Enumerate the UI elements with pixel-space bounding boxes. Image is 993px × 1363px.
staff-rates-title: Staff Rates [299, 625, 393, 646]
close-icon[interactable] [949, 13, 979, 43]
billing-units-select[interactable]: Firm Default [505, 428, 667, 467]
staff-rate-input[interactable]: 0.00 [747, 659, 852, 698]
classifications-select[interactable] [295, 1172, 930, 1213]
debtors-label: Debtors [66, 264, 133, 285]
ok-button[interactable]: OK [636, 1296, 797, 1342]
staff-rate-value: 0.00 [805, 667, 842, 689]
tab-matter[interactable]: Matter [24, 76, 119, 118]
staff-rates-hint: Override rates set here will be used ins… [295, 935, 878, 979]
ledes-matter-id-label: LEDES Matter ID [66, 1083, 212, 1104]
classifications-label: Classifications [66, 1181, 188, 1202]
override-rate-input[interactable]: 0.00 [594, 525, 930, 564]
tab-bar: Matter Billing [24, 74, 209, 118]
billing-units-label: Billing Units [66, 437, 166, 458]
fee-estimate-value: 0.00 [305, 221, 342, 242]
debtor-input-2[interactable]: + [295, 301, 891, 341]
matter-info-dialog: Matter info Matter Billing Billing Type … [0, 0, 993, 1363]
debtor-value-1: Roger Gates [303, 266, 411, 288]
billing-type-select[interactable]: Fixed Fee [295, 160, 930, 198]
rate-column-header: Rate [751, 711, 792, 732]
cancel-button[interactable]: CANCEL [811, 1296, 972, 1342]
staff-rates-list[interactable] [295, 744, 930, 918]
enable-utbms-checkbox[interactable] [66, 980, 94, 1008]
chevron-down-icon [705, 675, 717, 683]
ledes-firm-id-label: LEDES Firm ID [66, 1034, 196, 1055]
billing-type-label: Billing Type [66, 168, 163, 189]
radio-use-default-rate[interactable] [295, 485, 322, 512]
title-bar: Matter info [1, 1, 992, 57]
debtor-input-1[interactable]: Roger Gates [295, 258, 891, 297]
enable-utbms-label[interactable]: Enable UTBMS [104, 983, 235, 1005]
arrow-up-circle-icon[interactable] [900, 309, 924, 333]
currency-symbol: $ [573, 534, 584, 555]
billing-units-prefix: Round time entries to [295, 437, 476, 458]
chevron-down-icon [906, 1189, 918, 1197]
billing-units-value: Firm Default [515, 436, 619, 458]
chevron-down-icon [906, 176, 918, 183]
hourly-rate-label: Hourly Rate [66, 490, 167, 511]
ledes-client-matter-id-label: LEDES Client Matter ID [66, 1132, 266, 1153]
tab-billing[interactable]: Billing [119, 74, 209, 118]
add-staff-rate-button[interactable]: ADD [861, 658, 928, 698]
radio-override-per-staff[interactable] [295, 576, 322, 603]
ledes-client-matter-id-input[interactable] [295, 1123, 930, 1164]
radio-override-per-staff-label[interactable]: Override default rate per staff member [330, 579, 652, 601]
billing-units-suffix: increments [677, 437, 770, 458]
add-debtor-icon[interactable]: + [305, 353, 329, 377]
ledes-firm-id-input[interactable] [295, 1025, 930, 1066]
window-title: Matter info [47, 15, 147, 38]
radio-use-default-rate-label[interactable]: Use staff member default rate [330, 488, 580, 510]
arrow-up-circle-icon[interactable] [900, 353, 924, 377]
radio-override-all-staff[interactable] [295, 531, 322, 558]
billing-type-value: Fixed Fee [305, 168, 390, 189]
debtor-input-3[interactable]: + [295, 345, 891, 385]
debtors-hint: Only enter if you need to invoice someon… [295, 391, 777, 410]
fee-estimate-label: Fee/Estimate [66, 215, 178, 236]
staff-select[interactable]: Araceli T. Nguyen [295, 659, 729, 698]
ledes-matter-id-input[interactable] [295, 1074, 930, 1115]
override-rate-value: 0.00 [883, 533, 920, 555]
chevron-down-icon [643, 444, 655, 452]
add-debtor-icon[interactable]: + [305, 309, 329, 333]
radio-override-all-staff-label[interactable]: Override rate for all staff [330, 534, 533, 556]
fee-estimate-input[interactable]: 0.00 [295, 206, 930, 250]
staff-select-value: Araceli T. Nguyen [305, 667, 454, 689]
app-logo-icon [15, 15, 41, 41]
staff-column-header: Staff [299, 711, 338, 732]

● ● ●

Please reproduce the data above with every instance of "Fixed Fee" renamed to "Contingency Fee", leaving all other text unchanged.

**CORRECT ANSWER**
Enumerate the UI elements with pixel-space bounding boxes. Image is 993px × 1363px.
staff-rates-title: Staff Rates [299, 625, 393, 646]
close-icon[interactable] [949, 13, 979, 43]
billing-units-select[interactable]: Firm Default [505, 428, 667, 467]
staff-rate-input[interactable]: 0.00 [747, 659, 852, 698]
classifications-select[interactable] [295, 1172, 930, 1213]
debtors-label: Debtors [66, 264, 133, 285]
ok-button[interactable]: OK [636, 1296, 797, 1342]
staff-rate-value: 0.00 [805, 667, 842, 689]
tab-matter[interactable]: Matter [24, 76, 119, 118]
staff-rates-hint: Override rates set here will be used ins… [295, 935, 878, 979]
ledes-matter-id-label: LEDES Matter ID [66, 1083, 212, 1104]
classifications-label: Classifications [66, 1181, 188, 1202]
override-rate-input[interactable]: 0.00 [594, 525, 930, 564]
tab-bar: Matter Billing [24, 74, 209, 118]
billing-units-label: Billing Units [66, 437, 166, 458]
fee-estimate-value: 0.00 [305, 221, 342, 242]
debtor-input-2[interactable]: + [295, 301, 891, 341]
matter-info-dialog: Matter info Matter Billing Billing Type … [0, 0, 993, 1363]
debtor-value-1: Roger Gates [303, 266, 411, 288]
billing-type-select[interactable]: Contingency Fee [295, 160, 930, 198]
rate-column-header: Rate [751, 711, 792, 732]
cancel-button[interactable]: CANCEL [811, 1296, 972, 1342]
staff-rates-list[interactable] [295, 744, 930, 918]
enable-utbms-checkbox[interactable] [66, 980, 94, 1008]
chevron-down-icon [705, 675, 717, 683]
ledes-firm-id-label: LEDES Firm ID [66, 1034, 196, 1055]
billing-type-label: Billing Type [66, 168, 163, 189]
radio-use-default-rate[interactable] [295, 485, 322, 512]
title-bar: Matter info [1, 1, 992, 57]
debtor-input-1[interactable]: Roger Gates [295, 258, 891, 297]
enable-utbms-label[interactable]: Enable UTBMS [104, 983, 235, 1005]
arrow-up-circle-icon[interactable] [900, 309, 924, 333]
currency-symbol: $ [573, 534, 584, 555]
billing-units-prefix: Round time entries to [295, 437, 476, 458]
chevron-down-icon [906, 1189, 918, 1197]
billing-units-value: Firm Default [515, 436, 619, 458]
chevron-down-icon [906, 176, 918, 183]
hourly-rate-label: Hourly Rate [66, 490, 167, 511]
ledes-client-matter-id-label: LEDES Client Matter ID [66, 1132, 266, 1153]
tab-billing[interactable]: Billing [119, 74, 209, 118]
add-staff-rate-button[interactable]: ADD [861, 658, 928, 698]
radio-override-per-staff[interactable] [295, 576, 322, 603]
ledes-client-matter-id-input[interactable] [295, 1123, 930, 1164]
radio-override-per-staff-label[interactable]: Override default rate per staff member [330, 579, 652, 601]
billing-units-suffix: increments [677, 437, 770, 458]
add-debtor-icon[interactable]: + [305, 353, 329, 377]
ledes-firm-id-input[interactable] [295, 1025, 930, 1066]
window-title: Matter info [47, 15, 147, 38]
radio-use-default-rate-label[interactable]: Use staff member default rate [330, 488, 580, 510]
arrow-up-circle-icon[interactable] [900, 353, 924, 377]
radio-override-all-staff[interactable] [295, 531, 322, 558]
billing-type-value: Contingency Fee [305, 168, 390, 189]
debtor-input-3[interactable]: + [295, 345, 891, 385]
debtors-hint: Only enter if you need to invoice someon… [295, 391, 777, 410]
fee-estimate-label: Fee/Estimate [66, 215, 178, 236]
staff-select[interactable]: Araceli T. Nguyen [295, 659, 729, 698]
ledes-matter-id-input[interactable] [295, 1074, 930, 1115]
override-rate-value: 0.00 [883, 533, 920, 555]
chevron-down-icon [643, 444, 655, 452]
add-debtor-icon[interactable]: + [305, 309, 329, 333]
radio-override-all-staff-label[interactable]: Override rate for all staff [330, 534, 533, 556]
fee-estimate-input[interactable]: 0.00 [295, 206, 930, 250]
staff-select-value: Araceli T. Nguyen [305, 667, 454, 689]
app-logo-icon [15, 15, 41, 41]
staff-column-header: Staff [299, 711, 338, 732]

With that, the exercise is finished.